__Stated goal__
Transcribe every entry word for word. Skip the pictures.

-- begin --

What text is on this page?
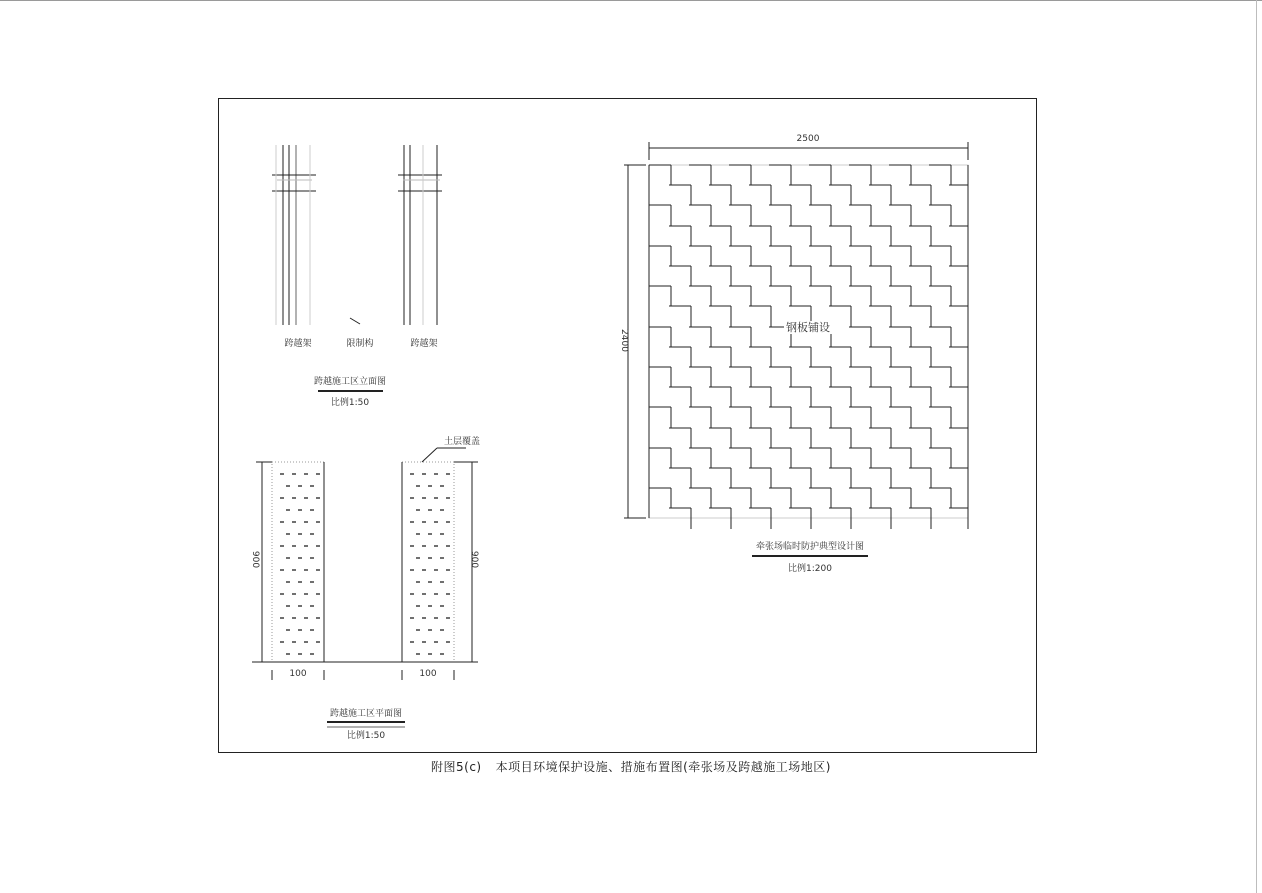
跨越架	限制构	跨越架
跨越施工区立面图
比例1:50
土层覆盖
900	900
100	100
跨越施工区平面图
比例1:50
2500
2400
钢板铺设
牵张场临时防护典型设计图
比例1:200
附图5(c) 本项目环境保护设施、措施布置图(牵张场及跨越施工场地区)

-- end --

__The reply__
What text is on this page?
跨越架	限制构	跨越架
跨越施工区立面图
比例1:50
土层覆盖
900	900
100	100
跨越施工区平面图
比例1:50
2500
2400
钢板铺设
牵张场临时防护典型设计图
比例1:200
附图5(c) 本项目环境保护设施、措施布置图(牵张场及跨越施工场地区)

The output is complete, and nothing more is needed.